(Dataset excerpt)
::::::::::
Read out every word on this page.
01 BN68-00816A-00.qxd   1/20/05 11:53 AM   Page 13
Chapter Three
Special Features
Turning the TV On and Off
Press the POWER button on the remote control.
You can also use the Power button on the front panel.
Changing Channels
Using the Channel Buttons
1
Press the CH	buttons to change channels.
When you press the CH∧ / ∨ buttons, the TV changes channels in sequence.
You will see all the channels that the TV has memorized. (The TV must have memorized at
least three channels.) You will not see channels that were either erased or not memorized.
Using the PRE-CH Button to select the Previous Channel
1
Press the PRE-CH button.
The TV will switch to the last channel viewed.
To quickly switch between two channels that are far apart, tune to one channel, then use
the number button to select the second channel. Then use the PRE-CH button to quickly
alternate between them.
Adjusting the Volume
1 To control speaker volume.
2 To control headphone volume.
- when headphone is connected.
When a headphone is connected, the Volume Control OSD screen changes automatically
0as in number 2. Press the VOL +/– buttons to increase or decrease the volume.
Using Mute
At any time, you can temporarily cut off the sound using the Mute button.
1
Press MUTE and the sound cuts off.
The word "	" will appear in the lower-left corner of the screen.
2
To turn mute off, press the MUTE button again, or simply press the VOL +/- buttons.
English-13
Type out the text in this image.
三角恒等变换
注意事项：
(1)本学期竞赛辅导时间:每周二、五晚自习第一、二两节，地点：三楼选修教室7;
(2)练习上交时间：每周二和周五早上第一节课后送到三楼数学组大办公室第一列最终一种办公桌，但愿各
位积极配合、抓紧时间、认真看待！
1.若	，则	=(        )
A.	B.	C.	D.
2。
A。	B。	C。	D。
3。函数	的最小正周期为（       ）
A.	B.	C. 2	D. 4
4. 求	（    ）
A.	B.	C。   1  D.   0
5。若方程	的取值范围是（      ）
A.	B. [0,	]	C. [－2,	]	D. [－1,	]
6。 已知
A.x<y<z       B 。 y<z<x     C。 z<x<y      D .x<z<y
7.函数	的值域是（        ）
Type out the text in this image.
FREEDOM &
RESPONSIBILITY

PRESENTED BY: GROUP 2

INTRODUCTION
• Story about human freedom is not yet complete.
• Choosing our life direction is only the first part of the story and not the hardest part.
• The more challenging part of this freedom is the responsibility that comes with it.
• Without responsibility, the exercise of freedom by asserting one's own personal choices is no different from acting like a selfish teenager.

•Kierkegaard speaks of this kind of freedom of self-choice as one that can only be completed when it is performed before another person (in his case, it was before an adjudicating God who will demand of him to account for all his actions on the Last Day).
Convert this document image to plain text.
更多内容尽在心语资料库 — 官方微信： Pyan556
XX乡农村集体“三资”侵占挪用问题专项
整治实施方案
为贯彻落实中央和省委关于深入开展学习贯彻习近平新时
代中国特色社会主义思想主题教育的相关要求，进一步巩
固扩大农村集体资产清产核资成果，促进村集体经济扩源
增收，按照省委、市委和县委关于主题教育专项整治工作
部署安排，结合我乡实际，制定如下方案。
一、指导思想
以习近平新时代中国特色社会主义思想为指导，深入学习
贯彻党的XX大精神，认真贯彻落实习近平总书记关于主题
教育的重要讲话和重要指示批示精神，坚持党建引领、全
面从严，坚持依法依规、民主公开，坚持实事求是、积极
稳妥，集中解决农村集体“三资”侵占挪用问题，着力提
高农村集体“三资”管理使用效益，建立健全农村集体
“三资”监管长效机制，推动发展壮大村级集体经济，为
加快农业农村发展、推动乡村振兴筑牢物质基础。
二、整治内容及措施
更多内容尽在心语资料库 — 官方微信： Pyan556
::::::::::
Copy out the whole listing exactly as written.

**FINAL RESULT:**
Read out every word on this page.
01 BN68-00816A-00.qxd   1/20/05 11:53 AM   Page 13
Chapter Three
Special Features
Turning the TV On and Off
Press the POWER button on the remote control.
You can also use the Power button on the front panel.
Changing Channels
Using the Channel Buttons
1
Press the CH	buttons to change channels.
When you press the CH∧ / ∨ buttons, the TV changes channels in sequence.
You will see all the channels that the TV has memorized. (The TV must have memorized at
least three channels.) You will not see channels that were either erased or not memorized.
Using the PRE-CH Button to select the Previous Channel
1
Press the PRE-CH button.
The TV will switch to the last channel viewed.
To quickly switch between two channels that are far apart, tune to one channel, then use
the number button to select the second channel. Then use the PRE-CH button to quickly
alternate between them.
Adjusting the Volume
1 To control speaker volume.
2 To control headphone volume.
- when headphone is connected.
When a headphone is connected, the Volume Control OSD screen changes automatically
0as in number 2. Press the VOL +/– buttons to increase or decrease the volume.
Using Mute
At any time, you can temporarily cut off the sound using the Mute button.
1
Press MUTE and the sound cuts off.
The word "	" will appear in the lower-left corner of the screen.
2
To turn mute off, press the MUTE button again, or simply press the VOL +/- buttons.
English-13
Type out the text in this image.
三角恒等变换
注意事项：
(1)本学期竞赛辅导时间:每周二、五晚自习第一、二两节，地点：三楼选修教室7;
(2)练习上交时间：每周二和周五早上第一节课后送到三楼数学组大办公室第一列最终一种办公桌，但愿各
位积极配合、抓紧时间、认真看待！
1.若	，则	=(        )
A.	B.	C.	D.
2。
A。	B。	C。	D。
3。函数	的最小正周期为（       ）
A.	B.	C. 2	D. 4
4. 求	（    ）
A.	B.	C。   1  D.   0
5。若方程	的取值范围是（      ）
A.	B. [0,	]	C. [－2,	]	D. [－1,	]
6。 已知
A.x<y<z       B 。 y<z<x     C。 z<x<y      D .x<z<y
7.函数	的值域是（        ）
Type out the text in this image.
FREEDOM &
RESPONSIBILITY

PRESENTED BY: GROUP 2

INTRODUCTION
• Story about human freedom is not yet complete.
• Choosing our life direction is only the first part of the story and not the hardest part.
• The more challenging part of this freedom is the responsibility that comes with it.
• Without responsibility, the exercise of freedom by asserting one's own personal choices is no different from acting like a selfish teenager.

•Kierkegaard speaks of this kind of freedom of self-choice as one that can only be completed when it is performed before another person (in his case, it was before an adjudicating God who will demand of him to account for all his actions on the Last Day).
Convert this document image to plain text.
更多内容尽在心语资料库 — 官方微信： Pyan556
XX乡农村集体“三资”侵占挪用问题专项
整治实施方案
为贯彻落实中央和省委关于深入开展学习贯彻习近平新时
代中国特色社会主义思想主题教育的相关要求，进一步巩
固扩大农村集体资产清产核资成果，促进村集体经济扩源
增收，按照省委、市委和县委关于主题教育专项整治工作
部署安排，结合我乡实际，制定如下方案。
一、指导思想
以习近平新时代中国特色社会主义思想为指导，深入学习
贯彻党的XX大精神，认真贯彻落实习近平总书记关于主题
教育的重要讲话和重要指示批示精神，坚持党建引领、全
面从严，坚持依法依规、民主公开，坚持实事求是、积极
稳妥，集中解决农村集体“三资”侵占挪用问题，着力提
高农村集体“三资”管理使用效益，建立健全农村集体
“三资”监管长效机制，推动发展壮大村级集体经济，为
加快农业农村发展、推动乡村振兴筑牢物质基础。
二、整治内容及措施
更多内容尽在心语资料库 — 官方微信： Pyan556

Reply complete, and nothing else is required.